— WHAT IS EXPECTED —
Everything from the line containing "Type out the text in this image." through the final line of the records must be transcribed verbatim; nothing else belongs in the result.

Begin INFORMATION PROVIDED

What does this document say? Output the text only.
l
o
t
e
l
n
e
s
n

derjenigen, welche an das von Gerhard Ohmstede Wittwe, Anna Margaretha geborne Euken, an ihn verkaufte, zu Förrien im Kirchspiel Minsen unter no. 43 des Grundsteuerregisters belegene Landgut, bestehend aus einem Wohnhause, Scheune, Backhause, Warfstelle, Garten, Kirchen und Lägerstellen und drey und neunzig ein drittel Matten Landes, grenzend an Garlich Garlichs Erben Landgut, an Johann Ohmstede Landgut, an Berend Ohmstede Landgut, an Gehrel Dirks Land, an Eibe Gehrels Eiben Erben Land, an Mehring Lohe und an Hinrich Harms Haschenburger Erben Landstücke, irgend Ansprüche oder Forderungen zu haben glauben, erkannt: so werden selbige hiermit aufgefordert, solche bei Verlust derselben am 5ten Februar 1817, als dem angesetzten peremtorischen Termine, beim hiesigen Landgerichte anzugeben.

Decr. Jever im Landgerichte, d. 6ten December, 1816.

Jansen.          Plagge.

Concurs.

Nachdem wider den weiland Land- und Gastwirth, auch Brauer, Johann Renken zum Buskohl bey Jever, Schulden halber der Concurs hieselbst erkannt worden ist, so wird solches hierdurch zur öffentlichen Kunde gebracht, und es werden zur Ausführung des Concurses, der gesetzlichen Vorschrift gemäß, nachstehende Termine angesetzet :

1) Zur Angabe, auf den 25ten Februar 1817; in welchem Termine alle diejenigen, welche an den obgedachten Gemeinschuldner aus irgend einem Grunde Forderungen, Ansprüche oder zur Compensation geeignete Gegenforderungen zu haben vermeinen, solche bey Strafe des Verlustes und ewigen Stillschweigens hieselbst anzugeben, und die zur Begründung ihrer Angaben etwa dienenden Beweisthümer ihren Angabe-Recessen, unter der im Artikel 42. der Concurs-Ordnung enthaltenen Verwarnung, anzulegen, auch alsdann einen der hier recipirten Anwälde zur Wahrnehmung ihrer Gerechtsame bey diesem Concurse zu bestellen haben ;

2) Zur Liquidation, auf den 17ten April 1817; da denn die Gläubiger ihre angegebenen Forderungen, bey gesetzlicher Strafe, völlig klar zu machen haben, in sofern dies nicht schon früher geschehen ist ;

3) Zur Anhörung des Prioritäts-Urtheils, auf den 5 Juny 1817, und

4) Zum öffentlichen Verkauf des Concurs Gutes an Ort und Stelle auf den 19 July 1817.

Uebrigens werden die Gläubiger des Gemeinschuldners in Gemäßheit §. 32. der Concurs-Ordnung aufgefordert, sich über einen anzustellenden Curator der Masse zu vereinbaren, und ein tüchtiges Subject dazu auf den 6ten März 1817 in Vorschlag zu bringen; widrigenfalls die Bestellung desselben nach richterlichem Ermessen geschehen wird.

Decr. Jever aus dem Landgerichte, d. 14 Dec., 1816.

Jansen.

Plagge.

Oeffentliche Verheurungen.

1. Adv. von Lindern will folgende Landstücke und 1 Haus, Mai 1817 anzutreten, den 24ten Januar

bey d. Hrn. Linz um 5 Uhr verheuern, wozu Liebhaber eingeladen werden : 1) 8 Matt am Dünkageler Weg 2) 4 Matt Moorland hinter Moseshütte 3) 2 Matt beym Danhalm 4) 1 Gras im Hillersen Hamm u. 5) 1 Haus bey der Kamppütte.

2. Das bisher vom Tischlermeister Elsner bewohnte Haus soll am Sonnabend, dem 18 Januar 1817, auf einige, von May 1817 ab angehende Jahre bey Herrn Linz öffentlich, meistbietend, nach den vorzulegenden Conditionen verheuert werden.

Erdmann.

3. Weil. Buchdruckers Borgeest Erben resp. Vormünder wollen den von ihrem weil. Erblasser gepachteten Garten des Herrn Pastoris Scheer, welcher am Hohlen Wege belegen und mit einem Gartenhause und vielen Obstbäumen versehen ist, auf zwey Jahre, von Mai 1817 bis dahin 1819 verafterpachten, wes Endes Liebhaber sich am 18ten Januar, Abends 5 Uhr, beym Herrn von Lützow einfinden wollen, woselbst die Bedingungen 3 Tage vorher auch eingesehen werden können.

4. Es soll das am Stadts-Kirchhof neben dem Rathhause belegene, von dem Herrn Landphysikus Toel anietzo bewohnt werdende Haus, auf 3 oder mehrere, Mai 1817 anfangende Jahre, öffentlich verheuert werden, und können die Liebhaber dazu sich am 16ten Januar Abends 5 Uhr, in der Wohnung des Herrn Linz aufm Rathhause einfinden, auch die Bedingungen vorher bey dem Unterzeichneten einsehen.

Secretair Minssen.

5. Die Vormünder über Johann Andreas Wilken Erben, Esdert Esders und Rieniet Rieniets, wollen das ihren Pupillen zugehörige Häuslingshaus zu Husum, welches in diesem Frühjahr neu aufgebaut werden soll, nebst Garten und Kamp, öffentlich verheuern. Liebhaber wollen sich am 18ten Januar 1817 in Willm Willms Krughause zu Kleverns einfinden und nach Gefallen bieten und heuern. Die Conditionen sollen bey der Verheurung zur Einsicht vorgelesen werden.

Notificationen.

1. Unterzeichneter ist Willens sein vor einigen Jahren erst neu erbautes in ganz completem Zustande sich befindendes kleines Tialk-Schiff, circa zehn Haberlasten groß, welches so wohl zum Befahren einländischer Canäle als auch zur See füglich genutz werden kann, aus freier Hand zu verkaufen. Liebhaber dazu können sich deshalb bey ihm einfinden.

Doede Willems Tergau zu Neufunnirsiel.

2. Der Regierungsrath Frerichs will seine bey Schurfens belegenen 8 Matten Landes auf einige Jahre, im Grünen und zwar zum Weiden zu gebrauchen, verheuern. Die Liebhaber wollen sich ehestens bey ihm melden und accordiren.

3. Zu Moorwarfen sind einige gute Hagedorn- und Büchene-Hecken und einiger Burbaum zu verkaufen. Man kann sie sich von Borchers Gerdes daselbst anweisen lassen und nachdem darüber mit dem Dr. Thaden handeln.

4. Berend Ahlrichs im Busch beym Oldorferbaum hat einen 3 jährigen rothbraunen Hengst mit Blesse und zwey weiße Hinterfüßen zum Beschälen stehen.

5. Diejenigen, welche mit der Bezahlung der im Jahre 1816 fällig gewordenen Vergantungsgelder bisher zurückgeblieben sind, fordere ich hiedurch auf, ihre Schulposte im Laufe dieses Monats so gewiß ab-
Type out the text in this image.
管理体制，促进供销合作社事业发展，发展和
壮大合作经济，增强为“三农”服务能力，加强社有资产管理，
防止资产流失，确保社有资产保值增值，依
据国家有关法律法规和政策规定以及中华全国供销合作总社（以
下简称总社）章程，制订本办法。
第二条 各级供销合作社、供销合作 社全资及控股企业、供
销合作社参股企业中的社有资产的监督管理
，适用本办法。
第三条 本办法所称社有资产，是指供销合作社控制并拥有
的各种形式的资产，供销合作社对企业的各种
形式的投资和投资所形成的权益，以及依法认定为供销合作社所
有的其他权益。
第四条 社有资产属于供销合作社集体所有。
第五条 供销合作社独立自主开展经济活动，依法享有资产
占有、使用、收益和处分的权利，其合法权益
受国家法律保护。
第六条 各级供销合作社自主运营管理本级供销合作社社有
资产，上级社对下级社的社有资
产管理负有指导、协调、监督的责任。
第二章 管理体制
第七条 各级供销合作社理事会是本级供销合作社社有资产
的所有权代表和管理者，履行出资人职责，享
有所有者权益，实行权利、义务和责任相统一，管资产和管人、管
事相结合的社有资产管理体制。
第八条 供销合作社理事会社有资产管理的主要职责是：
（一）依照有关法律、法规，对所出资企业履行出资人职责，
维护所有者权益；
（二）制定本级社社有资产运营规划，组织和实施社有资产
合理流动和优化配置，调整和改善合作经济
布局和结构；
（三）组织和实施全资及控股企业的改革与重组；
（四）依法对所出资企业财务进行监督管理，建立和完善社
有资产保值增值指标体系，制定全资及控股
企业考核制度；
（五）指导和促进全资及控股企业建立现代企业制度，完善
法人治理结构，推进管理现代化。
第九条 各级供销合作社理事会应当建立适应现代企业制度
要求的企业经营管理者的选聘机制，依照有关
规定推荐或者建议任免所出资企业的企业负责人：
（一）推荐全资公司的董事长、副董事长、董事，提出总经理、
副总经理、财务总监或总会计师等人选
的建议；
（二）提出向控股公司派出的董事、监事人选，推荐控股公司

End INFORMATION PROVIDED

— FINISHED TASK —
Type out the text in this image.
管理体制，促进供销合作社事业发展，发展和
壮大合作经济，增强为“三农”服务能力，加强社有资产管理，
防止资产流失，确保社有资产保值增值，依
据国家有关法律法规和政策规定以及中华全国供销合作总社（以
下简称总社）章程，制订本办法。
第二条 各级供销合作社、供销合作 社全资及控股企业、供
销合作社参股企业中的社有资产的监督管理
，适用本办法。
第三条 本办法所称社有资产，是指供销合作社控制并拥有
的各种形式的资产，供销合作社对企业的各种
形式的投资和投资所形成的权益，以及依法认定为供销合作社所
有的其他权益。
第四条 社有资产属于供销合作社集体所有。
第五条 供销合作社独立自主开展经济活动，依法享有资产
占有、使用、收益和处分的权利，其合法权益
受国家法律保护。
第六条 各级供销合作社自主运营管理本级供销合作社社有
资产，上级社对下级社的社有资
产管理负有指导、协调、监督的责任。
第二章 管理体制
第七条 各级供销合作社理事会是本级供销合作社社有资产
的所有权代表和管理者，履行出资人职责，享
有所有者权益，实行权利、义务和责任相统一，管资产和管人、管
事相结合的社有资产管理体制。
第八条 供销合作社理事会社有资产管理的主要职责是：
（一）依照有关法律、法规，对所出资企业履行出资人职责，
维护所有者权益；
（二）制定本级社社有资产运营规划，组织和实施社有资产
合理流动和优化配置，调整和改善合作经济
布局和结构；
（三）组织和实施全资及控股企业的改革与重组；
（四）依法对所出资企业财务进行监督管理，建立和完善社
有资产保值增值指标体系，制定全资及控股
企业考核制度；
（五）指导和促进全资及控股企业建立现代企业制度，完善
法人治理结构，推进管理现代化。
第九条 各级供销合作社理事会应当建立适应现代企业制度
要求的企业经营管理者的选聘机制，依照有关
规定推荐或者建议任免所出资企业的企业负责人：
（一）推荐全资公司的董事长、副董事长、董事，提出总经理、
副总经理、财务总监或总会计师等人选
的建议；
（二）提出向控股公司派出的董事、监事人选，推荐控股公司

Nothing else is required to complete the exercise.